Return all of the data exactly as given.

================================

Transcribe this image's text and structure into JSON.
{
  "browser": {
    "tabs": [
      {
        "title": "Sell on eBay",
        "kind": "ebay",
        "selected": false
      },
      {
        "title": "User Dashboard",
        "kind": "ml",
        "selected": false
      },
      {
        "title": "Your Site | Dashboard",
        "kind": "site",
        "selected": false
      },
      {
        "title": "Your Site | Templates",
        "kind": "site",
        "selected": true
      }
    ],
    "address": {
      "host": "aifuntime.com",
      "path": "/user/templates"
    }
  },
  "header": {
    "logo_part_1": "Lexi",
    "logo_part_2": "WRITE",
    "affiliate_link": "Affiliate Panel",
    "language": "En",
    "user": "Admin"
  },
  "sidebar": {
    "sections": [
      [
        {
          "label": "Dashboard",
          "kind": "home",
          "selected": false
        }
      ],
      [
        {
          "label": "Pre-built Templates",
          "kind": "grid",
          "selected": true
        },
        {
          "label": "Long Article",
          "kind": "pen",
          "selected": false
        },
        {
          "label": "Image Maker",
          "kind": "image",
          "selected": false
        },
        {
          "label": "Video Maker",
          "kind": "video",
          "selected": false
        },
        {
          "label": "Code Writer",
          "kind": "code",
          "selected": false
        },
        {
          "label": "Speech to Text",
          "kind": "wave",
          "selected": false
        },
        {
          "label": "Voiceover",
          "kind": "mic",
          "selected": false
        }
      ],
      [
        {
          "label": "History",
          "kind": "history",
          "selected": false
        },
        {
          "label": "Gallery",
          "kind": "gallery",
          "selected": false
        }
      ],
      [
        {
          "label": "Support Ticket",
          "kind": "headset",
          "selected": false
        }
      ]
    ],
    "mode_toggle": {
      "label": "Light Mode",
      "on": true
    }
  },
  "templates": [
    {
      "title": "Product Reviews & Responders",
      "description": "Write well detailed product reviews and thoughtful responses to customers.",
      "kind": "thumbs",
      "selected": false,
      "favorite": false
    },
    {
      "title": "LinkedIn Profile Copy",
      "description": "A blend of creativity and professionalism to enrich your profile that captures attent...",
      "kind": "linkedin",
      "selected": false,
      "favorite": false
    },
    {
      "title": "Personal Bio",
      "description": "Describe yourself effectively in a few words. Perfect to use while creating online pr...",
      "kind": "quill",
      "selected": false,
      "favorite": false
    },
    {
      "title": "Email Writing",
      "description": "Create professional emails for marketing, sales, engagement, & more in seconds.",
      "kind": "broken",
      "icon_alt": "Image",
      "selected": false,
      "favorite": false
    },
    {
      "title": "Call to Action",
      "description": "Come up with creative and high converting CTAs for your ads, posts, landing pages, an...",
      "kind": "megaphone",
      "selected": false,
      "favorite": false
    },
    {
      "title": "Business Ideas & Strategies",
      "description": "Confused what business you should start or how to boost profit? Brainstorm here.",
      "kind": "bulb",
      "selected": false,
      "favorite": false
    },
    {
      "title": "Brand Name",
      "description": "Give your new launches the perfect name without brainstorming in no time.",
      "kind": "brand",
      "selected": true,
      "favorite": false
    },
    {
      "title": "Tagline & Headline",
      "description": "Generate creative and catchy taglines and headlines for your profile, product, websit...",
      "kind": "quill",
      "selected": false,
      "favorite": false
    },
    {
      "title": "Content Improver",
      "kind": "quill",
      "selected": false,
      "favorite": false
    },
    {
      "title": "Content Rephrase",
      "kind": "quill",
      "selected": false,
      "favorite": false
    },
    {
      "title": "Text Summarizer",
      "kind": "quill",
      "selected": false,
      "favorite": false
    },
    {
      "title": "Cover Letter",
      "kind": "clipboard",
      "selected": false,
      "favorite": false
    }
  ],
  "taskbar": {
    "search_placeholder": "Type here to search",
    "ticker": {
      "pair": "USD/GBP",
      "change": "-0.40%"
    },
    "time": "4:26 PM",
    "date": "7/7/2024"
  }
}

================================

TASK RESULT
Transcribe this image's text and structure into JSON.
{
  "browser": {
    "tabs": [
      {
        "title": "Sell on eBay",
        "kind": "ebay",
        "selected": false
      },
      {
        "title": "User Dashboard",
        "kind": "ml",
        "selected": false
      },
      {
        "title": "Your Site | Dashboard",
        "kind": "site",
        "selected": false
      },
      {
        "title": "Your Site | Templates",
        "kind": "site",
        "selected": true
      }
    ],
    "address": {
      "host": "aifuntime.com",
      "path": "/user/templates"
    }
  },
  "header": {
    "logo_part_1": "Lexi",
    "logo_part_2": "WRITE",
    "affiliate_link": "Affiliate Panel",
    "language": "En",
    "user": "Admin"
  },
  "sidebar": {
    "sections": [
      [
        {
          "label": "Dashboard",
          "kind": "home",
          "selected": false
        }
      ],
      [
        {
          "label": "Pre-built Templates",
          "kind": "grid",
          "selected": true
        },
        {
          "label": "Long Article",
          "kind": "pen",
          "selected": false
        },
        {
          "label": "Image Maker",
          "kind": "image",
          "selected": false
        },
        {
          "label": "Video Maker",
          "kind": "video",
          "selected": false
        },
        {
          "label": "Code Writer",
          "kind": "code",
          "selected": false
        },
        {
          "label": "Speech to Text",
          "kind": "wave",
          "selected": false
        },
        {
          "label": "Voiceover",
          "kind": "mic",
          "selected": false
        }
      ],
      [
        {
          "label": "History",
          "kind": "history",
          "selected": false
        },
        {
          "label": "Gallery",
          "kind": "gallery",
          "selected": false
        }
      ],
      [
        {
          "label": "Support Ticket",
          "kind": "headset",
          "selected": false
        }
      ]
    ],
    "mode_toggle": {
      "label": "Light Mode",
      "on": true
    }
  },
  "templates": [
    {
      "title": "Product Reviews & Responders",
      "description": "Write well detailed product reviews and thoughtful responses to customers.",
      "kind": "thumbs",
      "selected": false,
      "favorite": false
    },
    {
      "title": "LinkedIn Profile Copy",
      "description": "A blend of creativity and professionalism to enrich your profile that captures attent...",
      "kind": "linkedin",
      "selected": false,
      "favorite": false
    },
    {
      "title": "Personal Bio",
      "description": "Describe yourself effectively in a few words. Perfect to use while creating online pr...",
      "kind": "quill",
      "selected": false,
      "favorite": false
    },
    {
      "title": "Email Writing",
      "description": "Create professional emails for marketing, sales, engagement, & more in seconds.",
      "kind": "broken",
      "icon_alt": "Image",
      "selected": false,
      "favorite": false
    },
    {
      "title": "Call to Action",
      "description": "Come up with creative and high converting CTAs for your ads, posts, landing pages, an...",
      "kind": "megaphone",
      "selected": false,
      "favorite": false
    },
    {
      "title": "Business Ideas & Strategies",
      "description": "Confused what business you should start or how to boost profit? Brainstorm here.",
      "kind": "bulb",
      "selected": false,
      "favorite": false
    },
    {
      "title": "Brand Name",
      "description": "Give your new launches the perfect name without brainstorming in no time.",
      "kind": "brand",
      "selected": true,
      "favorite": false
    },
    {
      "title": "Tagline & Headline",
      "description": "Generate creative and catchy taglines and headlines for your profile, product, websit...",
      "kind": "quill",
      "selected": false,
      "favorite": false
    },
    {
      "title": "Content Improver",
      "kind": "quill",
      "selected": false,
      "favorite": false
    },
    {
      "title": "Content Rephrase",
      "kind": "quill",
      "selected": false,
      "favorite": false
    },
    {
      "title": "Text Summarizer",
      "kind": "quill",
      "selected": false,
      "favorite": false
    },
    {
      "title": "Cover Letter",
      "kind": "clipboard",
      "selected": false,
      "favorite": false
    }
  ],
  "taskbar": {
    "search_placeholder": "Type here to search",
    "ticker": {
      "pair": "USD/GBP",
      "change": "-0.40%"
    },
    "time": "4:26 PM",
    "date": "7/7/2024"
  }
}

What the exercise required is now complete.